-- What to produce --
Repeat the records exactly. Every line must match.

Begin Given data

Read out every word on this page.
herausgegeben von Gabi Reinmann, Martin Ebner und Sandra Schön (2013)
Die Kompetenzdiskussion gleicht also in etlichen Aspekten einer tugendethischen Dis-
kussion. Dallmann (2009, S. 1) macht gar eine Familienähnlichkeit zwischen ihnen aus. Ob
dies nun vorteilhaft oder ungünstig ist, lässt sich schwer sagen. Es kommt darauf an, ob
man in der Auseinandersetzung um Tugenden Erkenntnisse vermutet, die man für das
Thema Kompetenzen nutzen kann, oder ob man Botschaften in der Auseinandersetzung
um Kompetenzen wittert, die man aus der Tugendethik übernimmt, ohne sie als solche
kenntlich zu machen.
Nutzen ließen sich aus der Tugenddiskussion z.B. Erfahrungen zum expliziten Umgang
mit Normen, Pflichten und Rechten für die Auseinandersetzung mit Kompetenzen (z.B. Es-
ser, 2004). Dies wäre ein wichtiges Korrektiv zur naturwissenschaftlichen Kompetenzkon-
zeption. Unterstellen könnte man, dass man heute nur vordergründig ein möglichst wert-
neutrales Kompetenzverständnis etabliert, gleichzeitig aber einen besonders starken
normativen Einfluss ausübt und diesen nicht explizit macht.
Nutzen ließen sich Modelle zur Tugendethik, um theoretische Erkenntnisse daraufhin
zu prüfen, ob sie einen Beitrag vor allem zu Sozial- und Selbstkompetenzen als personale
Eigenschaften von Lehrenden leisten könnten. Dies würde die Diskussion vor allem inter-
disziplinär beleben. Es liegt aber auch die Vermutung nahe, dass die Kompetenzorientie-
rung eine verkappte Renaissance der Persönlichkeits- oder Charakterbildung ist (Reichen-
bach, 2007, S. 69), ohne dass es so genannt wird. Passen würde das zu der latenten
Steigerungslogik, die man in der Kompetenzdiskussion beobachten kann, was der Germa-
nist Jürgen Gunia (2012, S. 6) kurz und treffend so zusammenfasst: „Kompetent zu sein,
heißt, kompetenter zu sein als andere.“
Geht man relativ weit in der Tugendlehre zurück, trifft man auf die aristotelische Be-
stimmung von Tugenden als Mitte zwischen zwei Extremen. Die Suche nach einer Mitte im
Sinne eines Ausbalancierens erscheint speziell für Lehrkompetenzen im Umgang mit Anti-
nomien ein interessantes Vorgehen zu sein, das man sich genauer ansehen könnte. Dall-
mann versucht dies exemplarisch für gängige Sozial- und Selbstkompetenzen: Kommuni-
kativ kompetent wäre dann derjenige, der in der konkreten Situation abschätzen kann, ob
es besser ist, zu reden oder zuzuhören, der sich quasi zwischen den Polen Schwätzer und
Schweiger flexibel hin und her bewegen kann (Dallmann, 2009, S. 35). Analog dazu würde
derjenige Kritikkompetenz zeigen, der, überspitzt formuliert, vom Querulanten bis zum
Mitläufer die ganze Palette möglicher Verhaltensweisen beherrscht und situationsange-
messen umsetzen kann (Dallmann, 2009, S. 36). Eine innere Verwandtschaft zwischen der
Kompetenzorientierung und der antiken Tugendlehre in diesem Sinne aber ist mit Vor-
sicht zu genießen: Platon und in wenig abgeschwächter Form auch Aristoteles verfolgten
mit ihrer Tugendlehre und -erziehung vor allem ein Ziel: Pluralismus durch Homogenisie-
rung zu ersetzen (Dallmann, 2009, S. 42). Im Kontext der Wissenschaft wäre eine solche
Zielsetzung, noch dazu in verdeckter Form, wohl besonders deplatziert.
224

End Given data

-- Written response --
Read out every word on this page.
herausgegeben von Gabi Reinmann, Martin Ebner und Sandra Schön (2013)
Die Kompetenzdiskussion gleicht also in etlichen Aspekten einer tugendethischen Dis-
kussion. Dallmann (2009, S. 1) macht gar eine Familienähnlichkeit zwischen ihnen aus. Ob
dies nun vorteilhaft oder ungünstig ist, lässt sich schwer sagen. Es kommt darauf an, ob
man in der Auseinandersetzung um Tugenden Erkenntnisse vermutet, die man für das
Thema Kompetenzen nutzen kann, oder ob man Botschaften in der Auseinandersetzung
um Kompetenzen wittert, die man aus der Tugendethik übernimmt, ohne sie als solche
kenntlich zu machen.
Nutzen ließen sich aus der Tugenddiskussion z.B. Erfahrungen zum expliziten Umgang
mit Normen, Pflichten und Rechten für die Auseinandersetzung mit Kompetenzen (z.B. Es-
ser, 2004). Dies wäre ein wichtiges Korrektiv zur naturwissenschaftlichen Kompetenzkon-
zeption. Unterstellen könnte man, dass man heute nur vordergründig ein möglichst wert-
neutrales Kompetenzverständnis etabliert, gleichzeitig aber einen besonders starken
normativen Einfluss ausübt und diesen nicht explizit macht.
Nutzen ließen sich Modelle zur Tugendethik, um theoretische Erkenntnisse daraufhin
zu prüfen, ob sie einen Beitrag vor allem zu Sozial- und Selbstkompetenzen als personale
Eigenschaften von Lehrenden leisten könnten. Dies würde die Diskussion vor allem inter-
disziplinär beleben. Es liegt aber auch die Vermutung nahe, dass die Kompetenzorientie-
rung eine verkappte Renaissance der Persönlichkeits- oder Charakterbildung ist (Reichen-
bach, 2007, S. 69), ohne dass es so genannt wird. Passen würde das zu der latenten
Steigerungslogik, die man in der Kompetenzdiskussion beobachten kann, was der Germa-
nist Jürgen Gunia (2012, S. 6) kurz und treffend so zusammenfasst: „Kompetent zu sein,
heißt, kompetenter zu sein als andere.“
Geht man relativ weit in der Tugendlehre zurück, trifft man auf die aristotelische Be-
stimmung von Tugenden als Mitte zwischen zwei Extremen. Die Suche nach einer Mitte im
Sinne eines Ausbalancierens erscheint speziell für Lehrkompetenzen im Umgang mit Anti-
nomien ein interessantes Vorgehen zu sein, das man sich genauer ansehen könnte. Dall-
mann versucht dies exemplarisch für gängige Sozial- und Selbstkompetenzen: Kommuni-
kativ kompetent wäre dann derjenige, der in der konkreten Situation abschätzen kann, ob
es besser ist, zu reden oder zuzuhören, der sich quasi zwischen den Polen Schwätzer und
Schweiger flexibel hin und her bewegen kann (Dallmann, 2009, S. 35). Analog dazu würde
derjenige Kritikkompetenz zeigen, der, überspitzt formuliert, vom Querulanten bis zum
Mitläufer die ganze Palette möglicher Verhaltensweisen beherrscht und situationsange-
messen umsetzen kann (Dallmann, 2009, S. 36). Eine innere Verwandtschaft zwischen der
Kompetenzorientierung und der antiken Tugendlehre in diesem Sinne aber ist mit Vor-
sicht zu genießen: Platon und in wenig abgeschwächter Form auch Aristoteles verfolgten
mit ihrer Tugendlehre und -erziehung vor allem ein Ziel: Pluralismus durch Homogenisie-
rung zu ersetzen (Dallmann, 2009, S. 42). Im Kontext der Wissenschaft wäre eine solche
Zielsetzung, noch dazu in verdeckter Form, wohl besonders deplatziert.
224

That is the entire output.